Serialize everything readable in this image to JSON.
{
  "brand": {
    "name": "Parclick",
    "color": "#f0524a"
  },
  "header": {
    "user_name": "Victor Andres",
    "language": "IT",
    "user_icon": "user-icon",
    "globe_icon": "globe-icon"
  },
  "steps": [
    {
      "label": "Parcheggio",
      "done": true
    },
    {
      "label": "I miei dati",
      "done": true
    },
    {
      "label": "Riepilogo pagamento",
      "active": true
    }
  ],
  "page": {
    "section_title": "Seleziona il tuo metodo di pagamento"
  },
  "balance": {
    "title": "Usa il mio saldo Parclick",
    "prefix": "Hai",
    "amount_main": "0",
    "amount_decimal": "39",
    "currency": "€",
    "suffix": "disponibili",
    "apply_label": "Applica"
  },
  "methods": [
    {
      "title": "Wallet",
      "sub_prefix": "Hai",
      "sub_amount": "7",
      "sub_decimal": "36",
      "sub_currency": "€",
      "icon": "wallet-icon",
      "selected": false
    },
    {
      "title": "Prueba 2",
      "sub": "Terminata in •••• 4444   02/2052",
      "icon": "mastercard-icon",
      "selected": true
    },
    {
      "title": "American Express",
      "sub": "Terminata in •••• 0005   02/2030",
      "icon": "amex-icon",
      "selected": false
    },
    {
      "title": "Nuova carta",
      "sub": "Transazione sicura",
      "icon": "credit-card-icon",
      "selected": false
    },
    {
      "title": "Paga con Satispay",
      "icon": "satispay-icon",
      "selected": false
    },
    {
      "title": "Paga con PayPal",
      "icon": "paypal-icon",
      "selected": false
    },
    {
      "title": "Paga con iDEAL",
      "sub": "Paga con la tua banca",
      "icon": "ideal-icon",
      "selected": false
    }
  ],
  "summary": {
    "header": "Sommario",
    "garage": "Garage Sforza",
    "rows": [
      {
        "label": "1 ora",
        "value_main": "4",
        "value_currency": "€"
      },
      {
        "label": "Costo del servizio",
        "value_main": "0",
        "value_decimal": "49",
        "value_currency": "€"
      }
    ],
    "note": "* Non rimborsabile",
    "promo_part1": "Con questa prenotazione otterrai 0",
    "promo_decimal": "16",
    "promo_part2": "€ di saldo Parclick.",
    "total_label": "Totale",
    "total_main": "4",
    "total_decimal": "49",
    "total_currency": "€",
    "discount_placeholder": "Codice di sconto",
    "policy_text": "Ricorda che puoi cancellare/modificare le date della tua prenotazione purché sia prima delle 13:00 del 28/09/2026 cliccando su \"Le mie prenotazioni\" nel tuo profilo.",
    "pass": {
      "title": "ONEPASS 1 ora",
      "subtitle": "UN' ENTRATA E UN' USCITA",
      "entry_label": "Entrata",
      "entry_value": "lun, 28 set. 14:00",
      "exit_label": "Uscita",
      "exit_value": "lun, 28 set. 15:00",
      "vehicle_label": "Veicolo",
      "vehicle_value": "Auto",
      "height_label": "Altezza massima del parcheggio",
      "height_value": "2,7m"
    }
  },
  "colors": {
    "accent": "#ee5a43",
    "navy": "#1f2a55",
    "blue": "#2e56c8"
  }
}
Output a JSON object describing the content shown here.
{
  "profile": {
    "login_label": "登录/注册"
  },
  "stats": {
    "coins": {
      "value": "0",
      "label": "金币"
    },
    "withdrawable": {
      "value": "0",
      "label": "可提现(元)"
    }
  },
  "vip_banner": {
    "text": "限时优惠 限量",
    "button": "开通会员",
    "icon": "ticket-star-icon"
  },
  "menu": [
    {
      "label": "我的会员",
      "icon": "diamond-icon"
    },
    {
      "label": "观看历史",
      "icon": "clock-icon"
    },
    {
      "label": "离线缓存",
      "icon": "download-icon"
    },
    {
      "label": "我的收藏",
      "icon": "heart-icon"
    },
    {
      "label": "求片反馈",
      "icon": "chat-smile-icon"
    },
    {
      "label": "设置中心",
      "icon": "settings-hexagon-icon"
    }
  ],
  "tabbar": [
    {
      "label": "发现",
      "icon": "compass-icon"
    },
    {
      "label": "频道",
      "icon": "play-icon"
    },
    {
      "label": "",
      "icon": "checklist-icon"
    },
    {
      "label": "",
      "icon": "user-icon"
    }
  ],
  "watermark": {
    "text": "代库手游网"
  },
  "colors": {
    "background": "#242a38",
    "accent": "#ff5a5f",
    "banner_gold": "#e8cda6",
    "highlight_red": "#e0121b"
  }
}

━━━━

Identify and copy the lines holding the word "saldo".

    "title": "Usa il mio saldo Parclick",
    "promo_part2": "€ di saldo Parclick.",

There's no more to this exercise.